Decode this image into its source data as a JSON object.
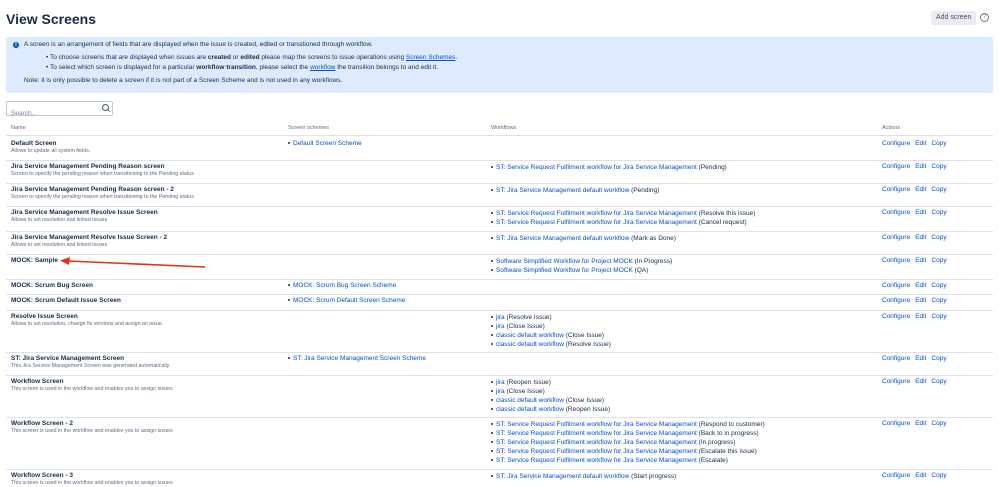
{
  "header": {
    "title": "View Screens",
    "add_button": "Add screen",
    "help": "?"
  },
  "info": {
    "line1": "A screen is an arrangement of fields that are displayed when the issue is created, edited or transitioned through workflow.",
    "b1_pre": "To choose screens that are displayed when issues are ",
    "b1_created": "created",
    "b1_or": " or ",
    "b1_edited": "edited",
    "b1_mid": " please map the screens to issue operations using ",
    "b1_link": "Screen Schemes",
    "b1_end": ".",
    "b2_pre": "To select which screen is displayed for a particular ",
    "b2_bold": "workflow transition",
    "b2_mid": ", please select the ",
    "b2_link": "workflow",
    "b2_end": " the transition belongs to and edit it.",
    "note": "Note: it is only possible to delete a screen if it is not part of a Screen Scheme and is not used in any workflows."
  },
  "search": {
    "placeholder": "Search..."
  },
  "columns": {
    "name": "Name",
    "schemes": "Screen schemes",
    "workflows": "Workflows",
    "actions": "Actions"
  },
  "actions": {
    "configure": "Configure",
    "edit": "Edit",
    "copy": "Copy"
  },
  "rows": [
    {
      "name": "Default Screen",
      "desc": "Allows to update all system fields.",
      "scheme": "Default Screen Scheme",
      "workflows": []
    },
    {
      "name": "Jira Service Management Pending Reason screen",
      "desc": "Screen to specify the pending reason when transitioning to the Pending status",
      "scheme": "",
      "workflows": [
        {
          "link": "ST: Service Request Fulfilment workflow for Jira Service Management",
          "note": " (Pending)"
        }
      ]
    },
    {
      "name": "Jira Service Management Pending Reason screen - 2",
      "desc": "Screen to specify the pending reason when transitioning to the Pending status",
      "scheme": "",
      "workflows": [
        {
          "link": "ST: Jira Service Management default workflow",
          "note": " (Pending)"
        }
      ]
    },
    {
      "name": "Jira Service Management Resolve Issue Screen",
      "desc": "Allows to set resolution and linked issues",
      "scheme": "",
      "workflows": [
        {
          "link": "ST: Service Request Fulfilment workflow for Jira Service Management",
          "note": " (Resolve this issue)"
        },
        {
          "link": "ST: Service Request Fulfilment workflow for Jira Service Management",
          "note": " (Cancel request)"
        }
      ]
    },
    {
      "name": "Jira Service Management Resolve Issue Screen - 2",
      "desc": "Allows to set resolution and linked issues",
      "scheme": "",
      "workflows": [
        {
          "link": "ST: Jira Service Management default workflow",
          "note": " (Mark as Done)"
        }
      ]
    },
    {
      "name": "MOCK: Sample",
      "desc": "",
      "scheme": "",
      "workflows": [
        {
          "link": "Software Simplified Workflow for Project MOCK",
          "note": " (In Progress)"
        },
        {
          "link": "Software Simplified Workflow for Project MOCK",
          "note": " (QA)"
        }
      ]
    },
    {
      "name": "MOCK: Scrum Bug Screen",
      "desc": "",
      "scheme": "MOCK: Scrum Bug Screen Scheme",
      "workflows": []
    },
    {
      "name": "MOCK: Scrum Default Issue Screen",
      "desc": "",
      "scheme": "MOCK: Scrum Default Screen Scheme",
      "workflows": []
    },
    {
      "name": "Resolve Issue Screen",
      "desc": "Allows to set resolution, change fix versions and assign an issue.",
      "scheme": "",
      "workflows": [
        {
          "link": "jira",
          "note": " (Resolve Issue)"
        },
        {
          "link": "jira",
          "note": " (Close Issue)"
        },
        {
          "link": "classic default workflow",
          "note": " (Close Issue)"
        },
        {
          "link": "classic default workflow",
          "note": " (Resolve Issue)"
        }
      ]
    },
    {
      "name": "ST: Jira Service Management Screen",
      "desc": "This Jira Service Management Screen was generated automatically",
      "scheme": "ST: Jira Service Management Screen Scheme",
      "workflows": []
    },
    {
      "name": "Workflow Screen",
      "desc": "This screen is used in the workflow and enables you to assign issues",
      "scheme": "",
      "workflows": [
        {
          "link": "jira",
          "note": " (Reopen Issue)"
        },
        {
          "link": "jira",
          "note": " (Close Issue)"
        },
        {
          "link": "classic default workflow",
          "note": " (Close Issue)"
        },
        {
          "link": "classic default workflow",
          "note": " (Reopen Issue)"
        }
      ]
    },
    {
      "name": "Workflow Screen - 2",
      "desc": "This screen is used in the workflow and enables you to assign issues",
      "scheme": "",
      "workflows": [
        {
          "link": "ST: Service Request Fulfilment workflow for Jira Service Management",
          "note": " (Respond to customer)"
        },
        {
          "link": "ST: Service Request Fulfilment workflow for Jira Service Management",
          "note": " (Back to in progress)"
        },
        {
          "link": "ST: Service Request Fulfilment workflow for Jira Service Management",
          "note": " (In progress)"
        },
        {
          "link": "ST: Service Request Fulfilment workflow for Jira Service Management",
          "note": " (Escalate this issue)"
        },
        {
          "link": "ST: Service Request Fulfilment workflow for Jira Service Management",
          "note": " (Escalate)"
        }
      ]
    },
    {
      "name": "Workflow Screen - 3",
      "desc": "This screen is used in the workflow and enables you to assign issues",
      "scheme": "",
      "workflows": [
        {
          "link": "ST: Jira Service Management default workflow",
          "note": " (Start progress)"
        }
      ]
    }
  ],
  "colors": {
    "link": "#0052cc",
    "info_bg": "#deebff",
    "arrow": "#de350b"
  }
}
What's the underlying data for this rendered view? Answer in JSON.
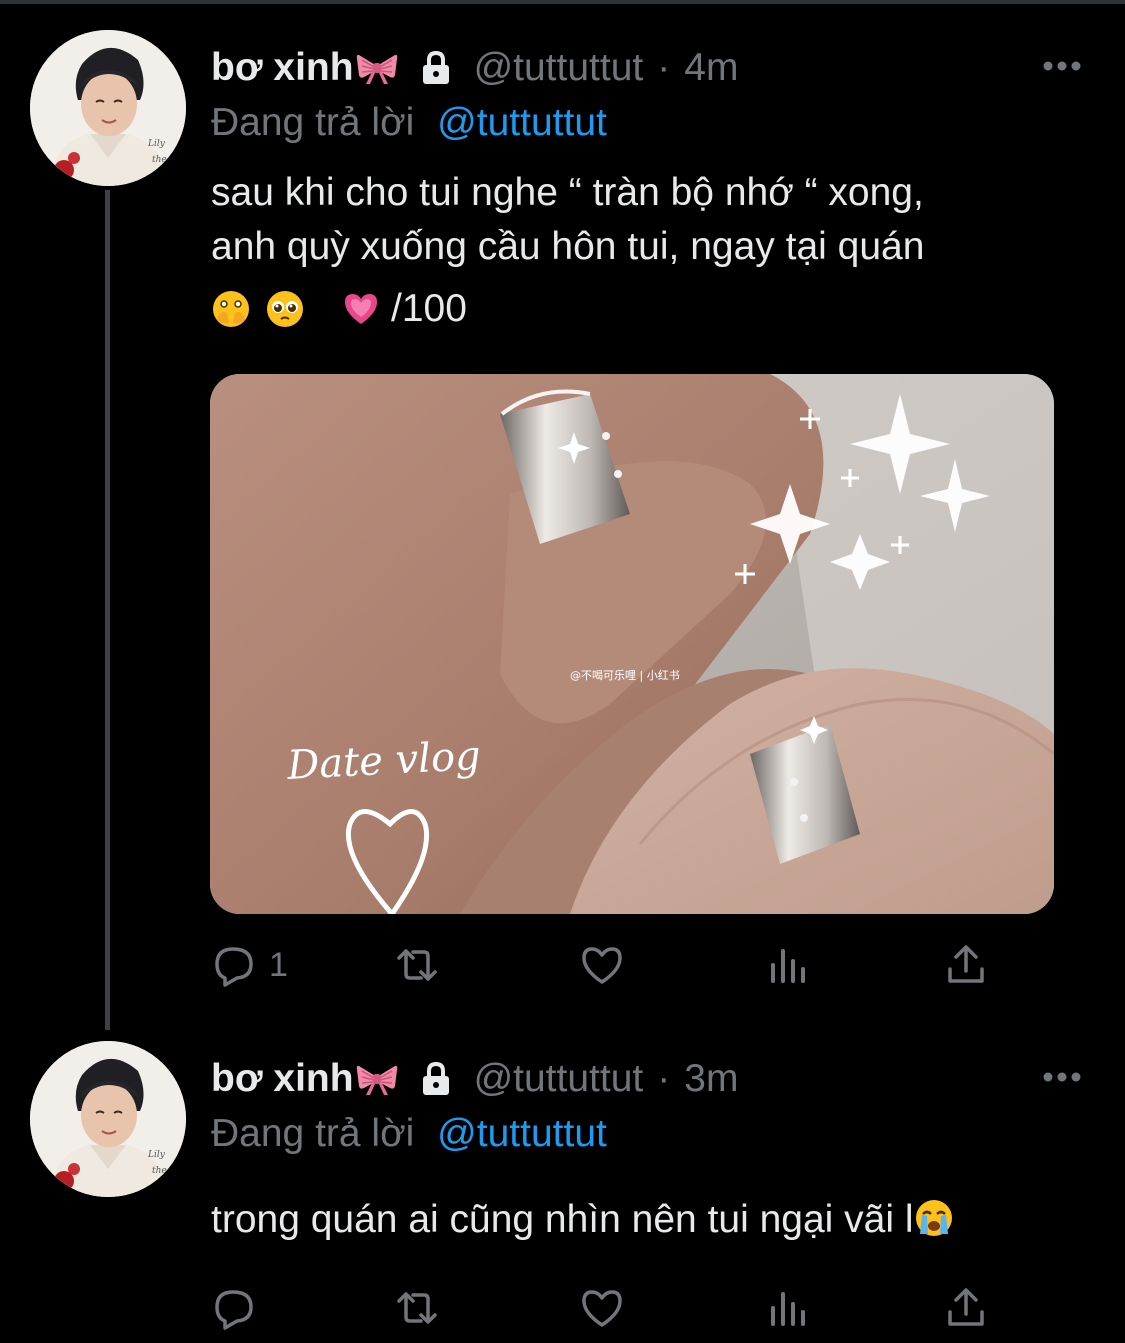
{
  "colors": {
    "background": "#000000",
    "text": "#e7e9ea",
    "muted": "#71767b",
    "link": "#1d9bf0",
    "thread_line": "#3e4144"
  },
  "tweets": [
    {
      "display_name": "bơ xinh",
      "name_icon": "ribbon-bow",
      "protected_icon": "lock-icon",
      "handle": "@tuttuttut",
      "separator": "·",
      "time": "4m",
      "reply_prefix": "Đang trả lời",
      "reply_to": "@tuttuttut",
      "text_lines": [
        "sau khi cho tui nghe “ tràn bộ nhớ “ xong,",
        "anh quỳ xuống cầu hôn tui, ngay tại quán"
      ],
      "emoji_suffix": "/100",
      "emojis": [
        "face-with-open-eyes-and-hand-over-mouth",
        "pleading-face",
        "growing-heart"
      ],
      "media": {
        "caption": "Date vlog",
        "watermark": "@不喝可乐哩 | 小红书"
      },
      "actions": {
        "reply_count": "1",
        "retweet_count": "",
        "like_count": "",
        "views_count": ""
      }
    },
    {
      "display_name": "bơ xinh",
      "name_icon": "ribbon-bow",
      "protected_icon": "lock-icon",
      "handle": "@tuttuttut",
      "separator": "·",
      "time": "3m",
      "reply_prefix": "Đang trả lời",
      "reply_to": "@tuttuttut",
      "text": "trong quán ai cũng nhìn nên tui ngại vãi l",
      "trailing_emoji": "loudly-crying-face",
      "actions": {
        "reply_count": "",
        "retweet_count": "",
        "like_count": "",
        "views_count": ""
      }
    }
  ]
}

◆ ◆ ◆ ◆ ◆ ◆ ◆

● **What the task requires**
Reproduce the data verbatim. Do not carry any picture into the copy.

● **Answer for the task**
Decode this image into its source data as a JSON object.
{
  "header": {
    "title": "View Screens",
    "add_button": "Add screen",
    "help": "?"
  },
  "info": {
    "line1": "A screen is an arrangement of fields that are displayed when the issue is created, edited or transitioned through workflow.",
    "b1_pre": "To choose screens that are displayed when issues are ",
    "b1_created": "created",
    "b1_or": " or ",
    "b1_edited": "edited",
    "b1_mid": " please map the screens to issue operations using ",
    "b1_link": "Screen Schemes",
    "b1_end": ".",
    "b2_pre": "To select which screen is displayed for a particular ",
    "b2_bold": "workflow transition",
    "b2_mid": ", please select the ",
    "b2_link": "workflow",
    "b2_end": " the transition belongs to and edit it.",
    "note": "Note: it is only possible to delete a screen if it is not part of a Screen Scheme and is not used in any workflows."
  },
  "search": {
    "placeholder": "Search..."
  },
  "columns": {
    "name": "Name",
    "schemes": "Screen schemes",
    "workflows": "Workflows",
    "actions": "Actions"
  },
  "actions": {
    "configure": "Configure",
    "edit": "Edit",
    "copy": "Copy"
  },
  "rows": [
    {
      "name": "Default Screen",
      "desc": "Allows to update all system fields.",
      "scheme": "Default Screen Scheme",
      "workflows": []
    },
    {
      "name": "Jira Service Management Pending Reason screen",
      "desc": "Screen to specify the pending reason when transitioning to the Pending status",
      "scheme": "",
      "workflows": [
        {
          "link": "ST: Service Request Fulfilment workflow for Jira Service Management",
          "note": " (Pending)"
        }
      ]
    },
    {
      "name": "Jira Service Management Pending Reason screen - 2",
      "desc": "Screen to specify the pending reason when transitioning to the Pending status",
      "scheme": "",
      "workflows": [
        {
          "link": "ST: Jira Service Management default workflow",
          "note": " (Pending)"
        }
      ]
    },
    {
      "name": "Jira Service Management Resolve Issue Screen",
      "desc": "Allows to set resolution and linked issues",
      "scheme": "",
      "workflows": [
        {
          "link": "ST: Service Request Fulfilment workflow for Jira Service Management",
          "note": " (Resolve this issue)"
        },
        {
          "link": "ST: Service Request Fulfilment workflow for Jira Service Management",
          "note": " (Cancel request)"
        }
      ]
    },
    {
      "name": "Jira Service Management Resolve Issue Screen - 2",
      "desc": "Allows to set resolution and linked issues",
      "scheme": "",
      "workflows": [
        {
          "link": "ST: Jira Service Management default workflow",
          "note": " (Mark as Done)"
        }
      ]
    },
    {
      "name": "MOCK: Sample",
      "desc": "",
      "scheme": "",
      "workflows": [
        {
          "link": "Software Simplified Workflow for Project MOCK",
          "note": " (In Progress)"
        },
        {
          "link": "Software Simplified Workflow for Project MOCK",
          "note": " (QA)"
        }
      ]
    },
    {
      "name": "MOCK: Scrum Bug Screen",
      "desc": "",
      "scheme": "MOCK: Scrum Bug Screen Scheme",
      "workflows": []
    },
    {
      "name": "MOCK: Scrum Default Issue Screen",
      "desc": "",
      "scheme": "MOCK: Scrum Default Screen Scheme",
      "workflows": []
    },
    {
      "name": "Resolve Issue Screen",
      "desc": "Allows to set resolution, change fix versions and assign an issue.",
      "scheme": "",
      "workflows": [
        {
          "link": "jira",
          "note": " (Resolve Issue)"
        },
        {
          "link": "jira",
          "note": " (Close Issue)"
        },
        {
          "link": "classic default workflow",
          "note": " (Close Issue)"
        },
        {
          "link": "classic default workflow",
          "note": " (Resolve Issue)"
        }
      ]
    },
    {
      "name": "ST: Jira Service Management Screen",
      "desc": "This Jira Service Management Screen was generated automatically",
      "scheme": "ST: Jira Service Management Screen Scheme",
      "workflows": []
    },
    {
      "name": "Workflow Screen",
      "desc": "This screen is used in the workflow and enables you to assign issues",
      "scheme": "",
      "workflows": [
        {
          "link": "jira",
          "note": " (Reopen Issue)"
        },
        {
          "link": "jira",
          "note": " (Close Issue)"
        },
        {
          "link": "classic default workflow",
          "note": " (Close Issue)"
        },
        {
          "link": "classic default workflow",
          "note": " (Reopen Issue)"
        }
      ]
    },
    {
      "name": "Workflow Screen - 2",
      "desc": "This screen is used in the workflow and enables you to assign issues",
      "scheme": "",
      "workflows": [
        {
          "link": "ST: Service Request Fulfilment workflow for Jira Service Management",
          "note": " (Respond to customer)"
        },
        {
          "link": "ST: Service Request Fulfilment workflow for Jira Service Management",
          "note": " (Back to in progress)"
        },
        {
          "link": "ST: Service Request Fulfilment workflow for Jira Service Management",
          "note": " (In progress)"
        },
        {
          "link": "ST: Service Request Fulfilment workflow for Jira Service Management",
          "note": " (Escalate this issue)"
        },
        {
          "link": "ST: Service Request Fulfilment workflow for Jira Service Management",
          "note": " (Escalate)"
        }
      ]
    },
    {
      "name": "Workflow Screen - 3",
      "desc": "This screen is used in the workflow and enables you to assign issues",
      "scheme": "",
      "workflows": [
        {
          "link": "ST: Jira Service Management default workflow",
          "note": " (Start progress)"
        }
      ]
    }
  ],
  "colors": {
    "link": "#0052cc",
    "info_bg": "#deebff",
    "arrow": "#de350b"
  }
}
What's the underlying data for this rendered view? Answer in JSON.
{
  "colors": {
    "background": "#000000",
    "text": "#e7e9ea",
    "muted": "#71767b",
    "link": "#1d9bf0",
    "thread_line": "#3e4144"
  },
  "tweets": [
    {
      "display_name": "bơ xinh",
      "name_icon": "ribbon-bow",
      "protected_icon": "lock-icon",
      "handle": "@tuttuttut",
      "separator": "·",
      "time": "4m",
      "reply_prefix": "Đang trả lời",
      "reply_to": "@tuttuttut",
      "text_lines": [
        "sau khi cho tui nghe “ tràn bộ nhớ “ xong,",
        "anh quỳ xuống cầu hôn tui, ngay tại quán"
      ],
      "emoji_suffix": "/100",
      "emojis": [
        "face-with-open-eyes-and-hand-over-mouth",
        "pleading-face",
        "growing-heart"
      ],
      "media": {
        "caption": "Date vlog",
        "watermark": "@不喝可乐哩 | 小红书"
      },
      "actions": {
        "reply_count": "1",
        "retweet_count": "",
        "like_count": "",
        "views_count": ""
      }
    },
    {
      "display_name": "bơ xinh",
      "name_icon": "ribbon-bow",
      "protected_icon": "lock-icon",
      "handle": "@tuttuttut",
      "separator": "·",
      "time": "3m",
      "reply_prefix": "Đang trả lời",
      "reply_to": "@tuttuttut",
      "text": "trong quán ai cũng nhìn nên tui ngại vãi l",
      "trailing_emoji": "loudly-crying-face",
      "actions": {
        "reply_count": "",
        "retweet_count": "",
        "like_count": "",
        "views_count": ""
      }
    }
  ]
}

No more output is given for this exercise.